> _Written instruction_
All records must be quoted exactly. Omit the pictures.

> _Dataset records_
-- BEGIN --
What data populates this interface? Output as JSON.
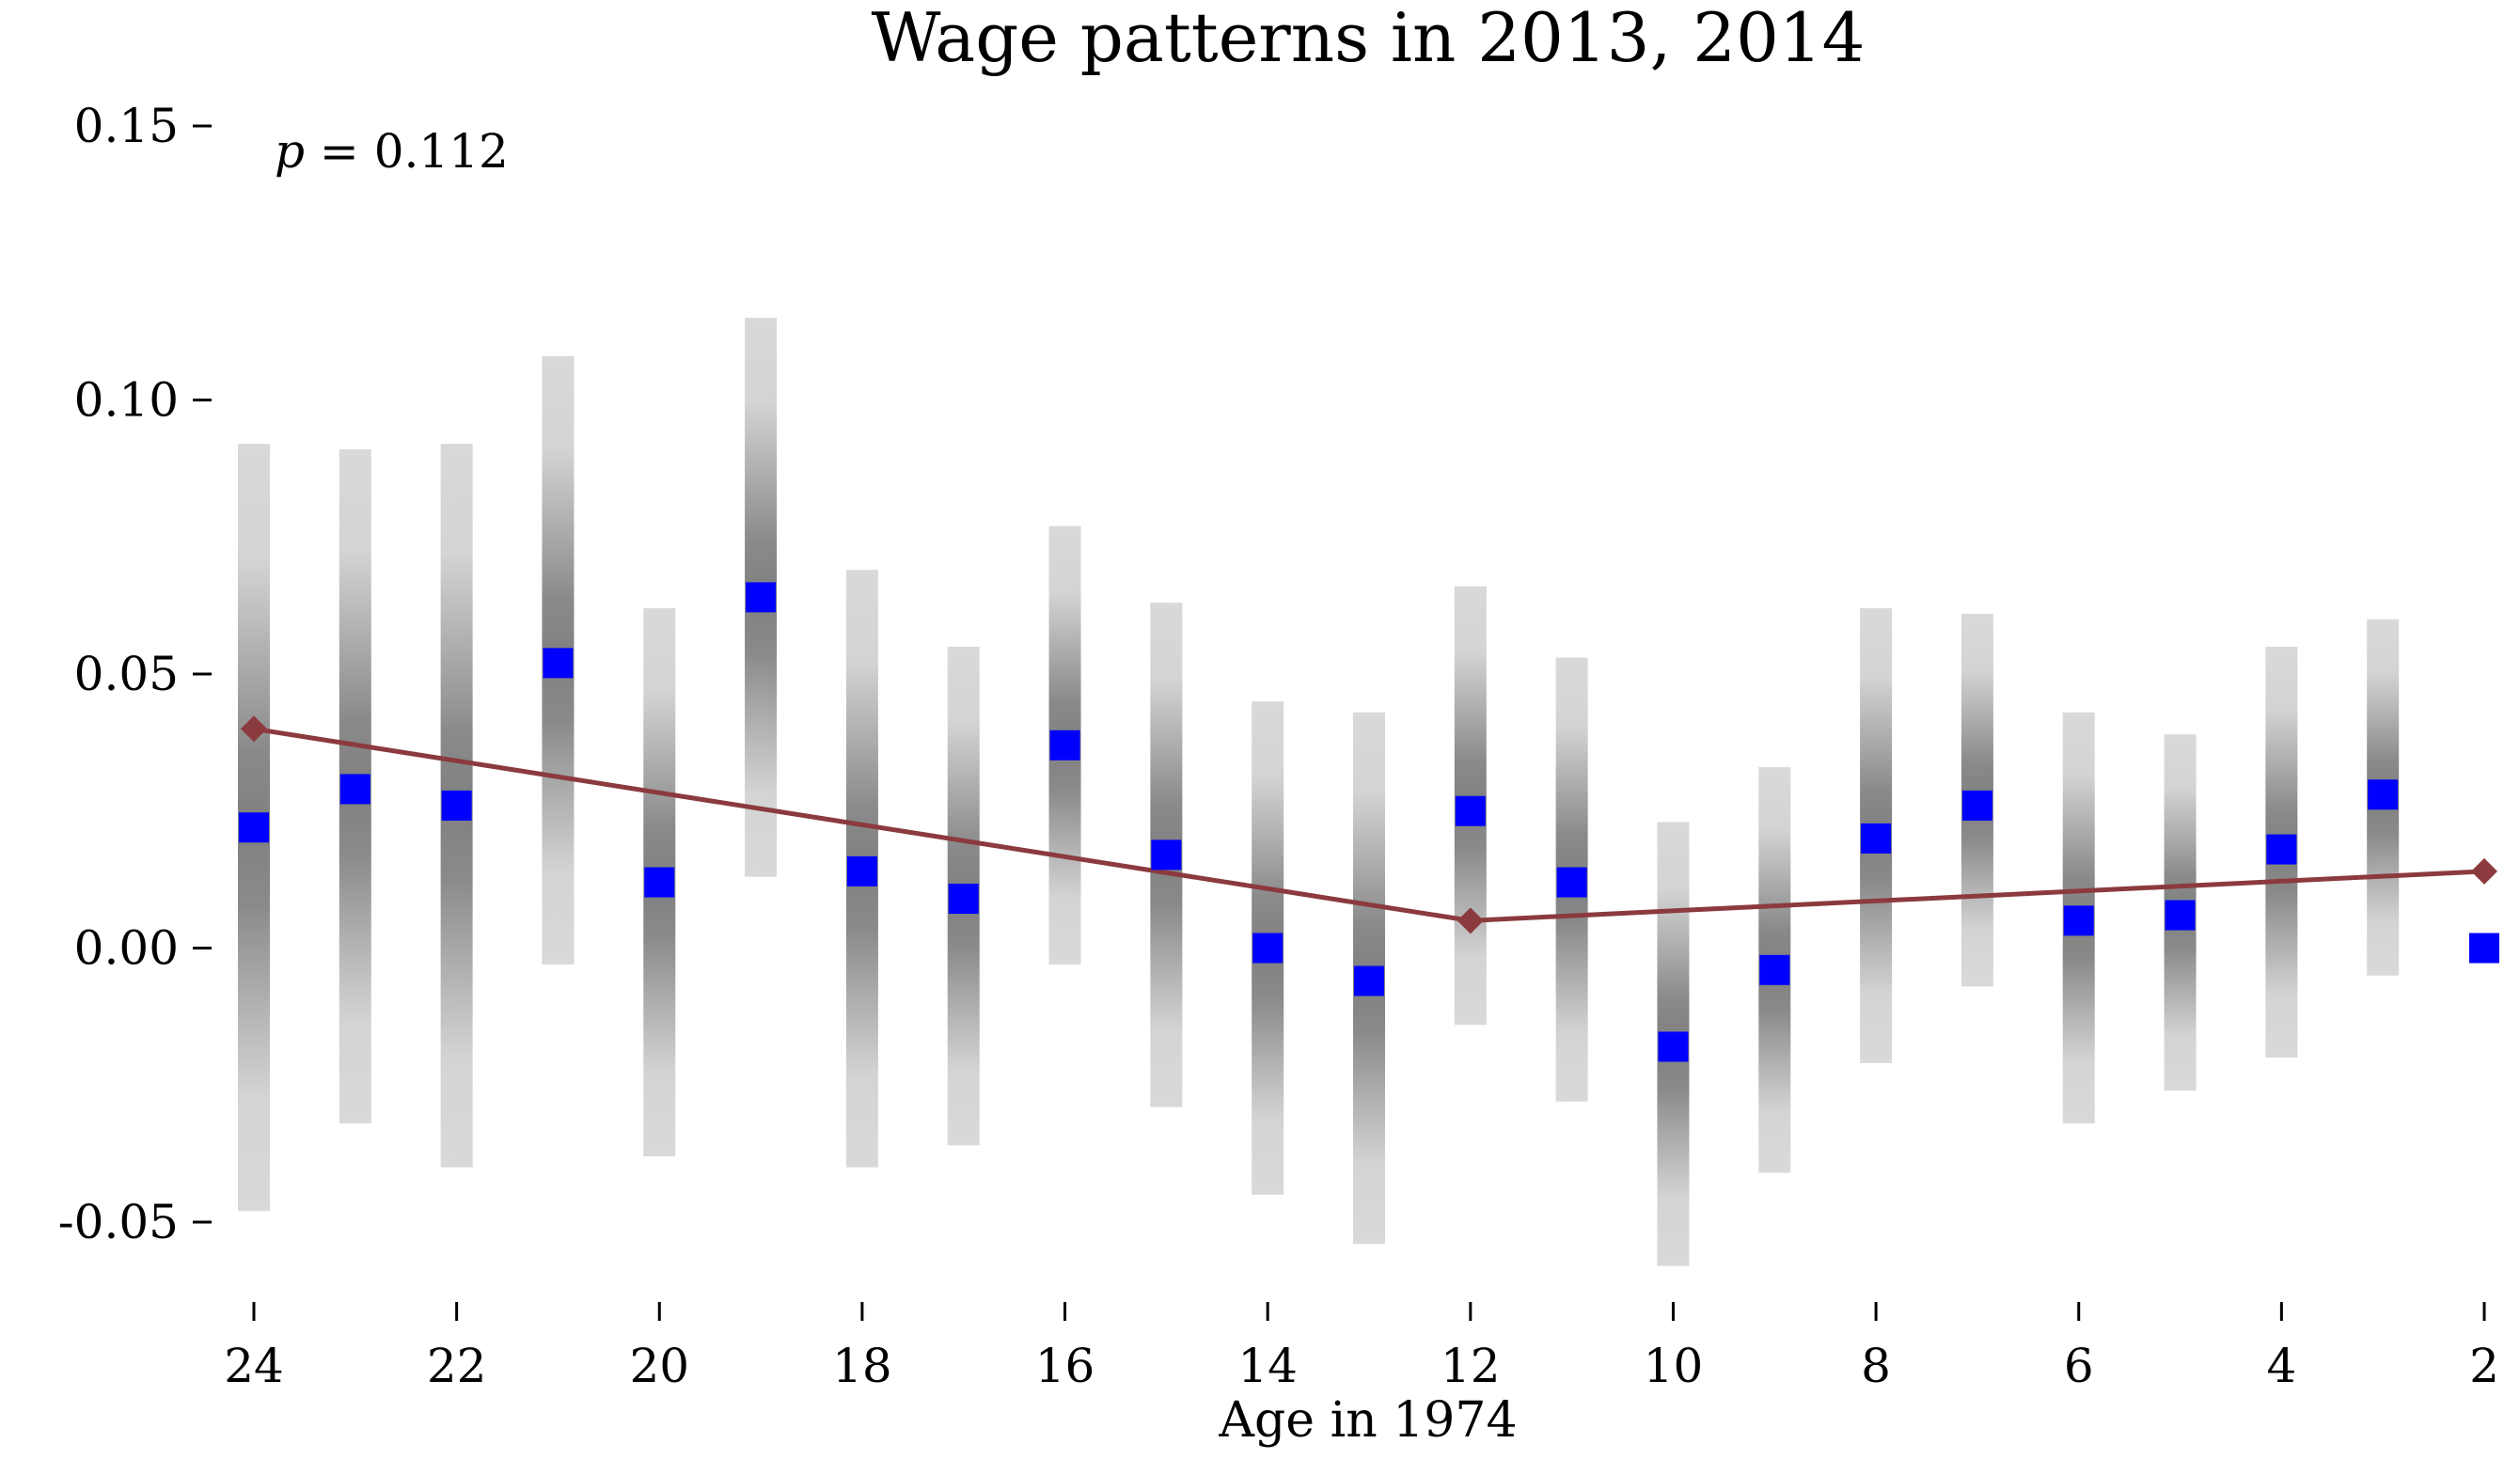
{
  "chart_data": {
    "type": "scatter",
    "title": "Wage patterns in 2013, 2014",
    "xlabel": "Age in 1974",
    "ylabel": "",
    "x_reversed": true,
    "xlim": [
      24,
      2
    ],
    "ylim": [
      -0.065,
      0.155
    ],
    "x_ticks": [
      24,
      22,
      20,
      18,
      16,
      14,
      12,
      10,
      8,
      6,
      4,
      2
    ],
    "x_tick_labels": [
      "24",
      "22",
      "20",
      "18",
      "16",
      "14",
      "12",
      "10",
      "8",
      "6",
      "4",
      "2"
    ],
    "y_ticks": [
      0.15,
      0.1,
      0.05,
      0.0,
      -0.05
    ],
    "y_tick_labels": [
      "0.15",
      "0.10",
      "0.05",
      "0.00",
      "-0.05"
    ],
    "grid": false,
    "annotation": {
      "symbol": "p",
      "text": " = 0.112"
    },
    "series": [
      {
        "kind": "confidence_band",
        "color": "#808080",
        "points": [
          {
            "x": 24,
            "low": -0.048,
            "high": 0.092
          },
          {
            "x": 23,
            "low": -0.032,
            "high": 0.091
          },
          {
            "x": 22,
            "low": -0.04,
            "high": 0.092
          },
          {
            "x": 21,
            "low": -0.003,
            "high": 0.108
          },
          {
            "x": 20,
            "low": -0.038,
            "high": 0.062
          },
          {
            "x": 19,
            "low": 0.013,
            "high": 0.115
          },
          {
            "x": 18,
            "low": -0.04,
            "high": 0.069
          },
          {
            "x": 17,
            "low": -0.036,
            "high": 0.055
          },
          {
            "x": 16,
            "low": -0.003,
            "high": 0.077
          },
          {
            "x": 15,
            "low": -0.029,
            "high": 0.063
          },
          {
            "x": 14,
            "low": -0.045,
            "high": 0.045
          },
          {
            "x": 13,
            "low": -0.054,
            "high": 0.043
          },
          {
            "x": 12,
            "low": -0.014,
            "high": 0.066
          },
          {
            "x": 11,
            "low": -0.028,
            "high": 0.053
          },
          {
            "x": 10,
            "low": -0.058,
            "high": 0.023
          },
          {
            "x": 9,
            "low": -0.041,
            "high": 0.033
          },
          {
            "x": 8,
            "low": -0.021,
            "high": 0.062
          },
          {
            "x": 7,
            "low": -0.007,
            "high": 0.061
          },
          {
            "x": 6,
            "low": -0.032,
            "high": 0.043
          },
          {
            "x": 5,
            "low": -0.026,
            "high": 0.039
          },
          {
            "x": 4,
            "low": -0.02,
            "high": 0.055
          },
          {
            "x": 3,
            "low": -0.005,
            "high": 0.06
          }
        ]
      },
      {
        "kind": "point_estimate",
        "color": "#0000ff",
        "marker": "square",
        "x": [
          24,
          23,
          22,
          21,
          20,
          19,
          18,
          17,
          16,
          15,
          14,
          13,
          12,
          11,
          10,
          9,
          8,
          7,
          6,
          5,
          4,
          3,
          2
        ],
        "y": [
          0.022,
          0.029,
          0.026,
          0.052,
          0.012,
          0.064,
          0.014,
          0.009,
          0.037,
          0.017,
          0.0,
          -0.006,
          0.025,
          0.012,
          -0.018,
          -0.004,
          0.02,
          0.026,
          0.005,
          0.006,
          0.018,
          0.028,
          0.0
        ]
      },
      {
        "kind": "fitted_line",
        "color": "#8b3a3e",
        "marker": "diamond",
        "x": [
          24,
          12,
          2
        ],
        "y": [
          0.04,
          0.005,
          0.014
        ]
      }
    ]
  }
}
-- END --
> _Result_
What data populates this interface? Output as JSON.
{
  "chart_data": {
    "type": "scatter",
    "title": "Wage patterns in 2013, 2014",
    "xlabel": "Age in 1974",
    "ylabel": "",
    "x_reversed": true,
    "xlim": [
      24,
      2
    ],
    "ylim": [
      -0.065,
      0.155
    ],
    "x_ticks": [
      24,
      22,
      20,
      18,
      16,
      14,
      12,
      10,
      8,
      6,
      4,
      2
    ],
    "x_tick_labels": [
      "24",
      "22",
      "20",
      "18",
      "16",
      "14",
      "12",
      "10",
      "8",
      "6",
      "4",
      "2"
    ],
    "y_ticks": [
      0.15,
      0.1,
      0.05,
      0.0,
      -0.05
    ],
    "y_tick_labels": [
      "0.15",
      "0.10",
      "0.05",
      "0.00",
      "-0.05"
    ],
    "grid": false,
    "annotation": {
      "symbol": "p",
      "text": " = 0.112"
    },
    "series": [
      {
        "kind": "confidence_band",
        "color": "#808080",
        "points": [
          {
            "x": 24,
            "low": -0.048,
            "high": 0.092
          },
          {
            "x": 23,
            "low": -0.032,
            "high": 0.091
          },
          {
            "x": 22,
            "low": -0.04,
            "high": 0.092
          },
          {
            "x": 21,
            "low": -0.003,
            "high": 0.108
          },
          {
            "x": 20,
            "low": -0.038,
            "high": 0.062
          },
          {
            "x": 19,
            "low": 0.013,
            "high": 0.115
          },
          {
            "x": 18,
            "low": -0.04,
            "high": 0.069
          },
          {
            "x": 17,
            "low": -0.036,
            "high": 0.055
          },
          {
            "x": 16,
            "low": -0.003,
            "high": 0.077
          },
          {
            "x": 15,
            "low": -0.029,
            "high": 0.063
          },
          {
            "x": 14,
            "low": -0.045,
            "high": 0.045
          },
          {
            "x": 13,
            "low": -0.054,
            "high": 0.043
          },
          {
            "x": 12,
            "low": -0.014,
            "high": 0.066
          },
          {
            "x": 11,
            "low": -0.028,
            "high": 0.053
          },
          {
            "x": 10,
            "low": -0.058,
            "high": 0.023
          },
          {
            "x": 9,
            "low": -0.041,
            "high": 0.033
          },
          {
            "x": 8,
            "low": -0.021,
            "high": 0.062
          },
          {
            "x": 7,
            "low": -0.007,
            "high": 0.061
          },
          {
            "x": 6,
            "low": -0.032,
            "high": 0.043
          },
          {
            "x": 5,
            "low": -0.026,
            "high": 0.039
          },
          {
            "x": 4,
            "low": -0.02,
            "high": 0.055
          },
          {
            "x": 3,
            "low": -0.005,
            "high": 0.06
          }
        ]
      },
      {
        "kind": "point_estimate",
        "color": "#0000ff",
        "marker": "square",
        "x": [
          24,
          23,
          22,
          21,
          20,
          19,
          18,
          17,
          16,
          15,
          14,
          13,
          12,
          11,
          10,
          9,
          8,
          7,
          6,
          5,
          4,
          3,
          2
        ],
        "y": [
          0.022,
          0.029,
          0.026,
          0.052,
          0.012,
          0.064,
          0.014,
          0.009,
          0.037,
          0.017,
          0.0,
          -0.006,
          0.025,
          0.012,
          -0.018,
          -0.004,
          0.02,
          0.026,
          0.005,
          0.006,
          0.018,
          0.028,
          0.0
        ]
      },
      {
        "kind": "fitted_line",
        "color": "#8b3a3e",
        "marker": "diamond",
        "x": [
          24,
          12,
          2
        ],
        "y": [
          0.04,
          0.005,
          0.014
        ]
      }
    ]
  }
}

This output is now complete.